* _Exercise directions_: Below are the records; locate each line with the word "nourriture" and copy it.

* _Data to use_:

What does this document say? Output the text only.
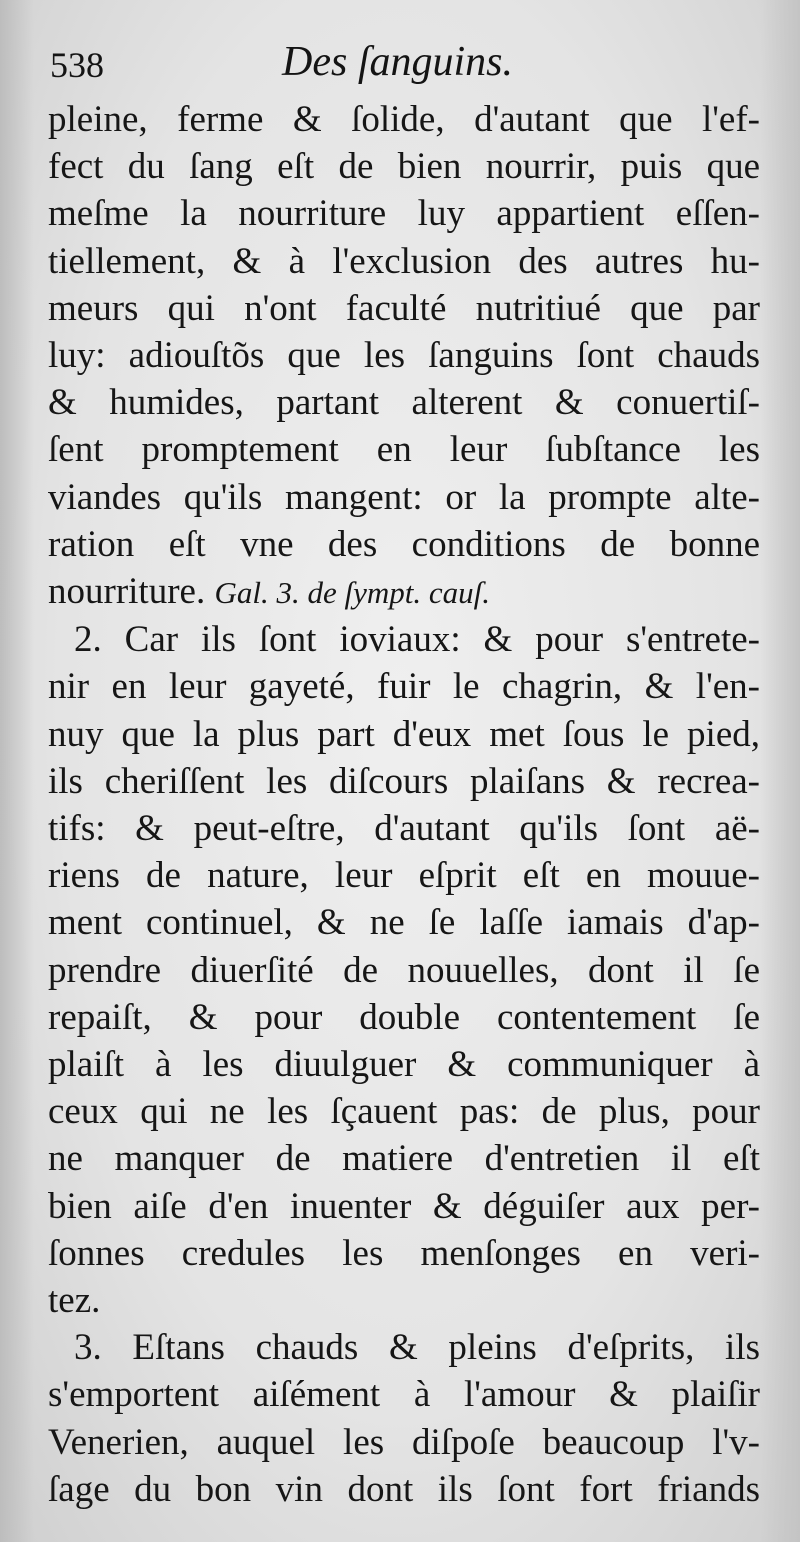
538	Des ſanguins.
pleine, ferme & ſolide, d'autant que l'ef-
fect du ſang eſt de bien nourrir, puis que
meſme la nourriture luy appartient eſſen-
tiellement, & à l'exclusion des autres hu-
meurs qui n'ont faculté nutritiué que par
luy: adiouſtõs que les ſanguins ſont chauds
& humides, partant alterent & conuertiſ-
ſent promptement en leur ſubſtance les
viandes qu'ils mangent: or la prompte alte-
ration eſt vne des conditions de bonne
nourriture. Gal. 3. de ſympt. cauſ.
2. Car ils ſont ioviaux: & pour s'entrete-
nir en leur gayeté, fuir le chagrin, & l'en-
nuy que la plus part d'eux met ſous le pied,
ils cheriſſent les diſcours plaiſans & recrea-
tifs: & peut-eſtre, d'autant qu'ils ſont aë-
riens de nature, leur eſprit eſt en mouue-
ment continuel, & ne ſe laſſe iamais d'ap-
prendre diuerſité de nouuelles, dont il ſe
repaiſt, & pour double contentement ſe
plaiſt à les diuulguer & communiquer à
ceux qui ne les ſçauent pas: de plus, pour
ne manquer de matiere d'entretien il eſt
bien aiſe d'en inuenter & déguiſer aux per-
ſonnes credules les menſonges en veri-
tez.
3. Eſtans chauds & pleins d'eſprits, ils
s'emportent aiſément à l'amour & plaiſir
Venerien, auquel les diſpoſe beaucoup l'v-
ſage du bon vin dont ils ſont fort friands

* _Response_:
meſme la nourriture luy appartient eſſen-
nourriture. Gal. 3. de ſympt. cauſ.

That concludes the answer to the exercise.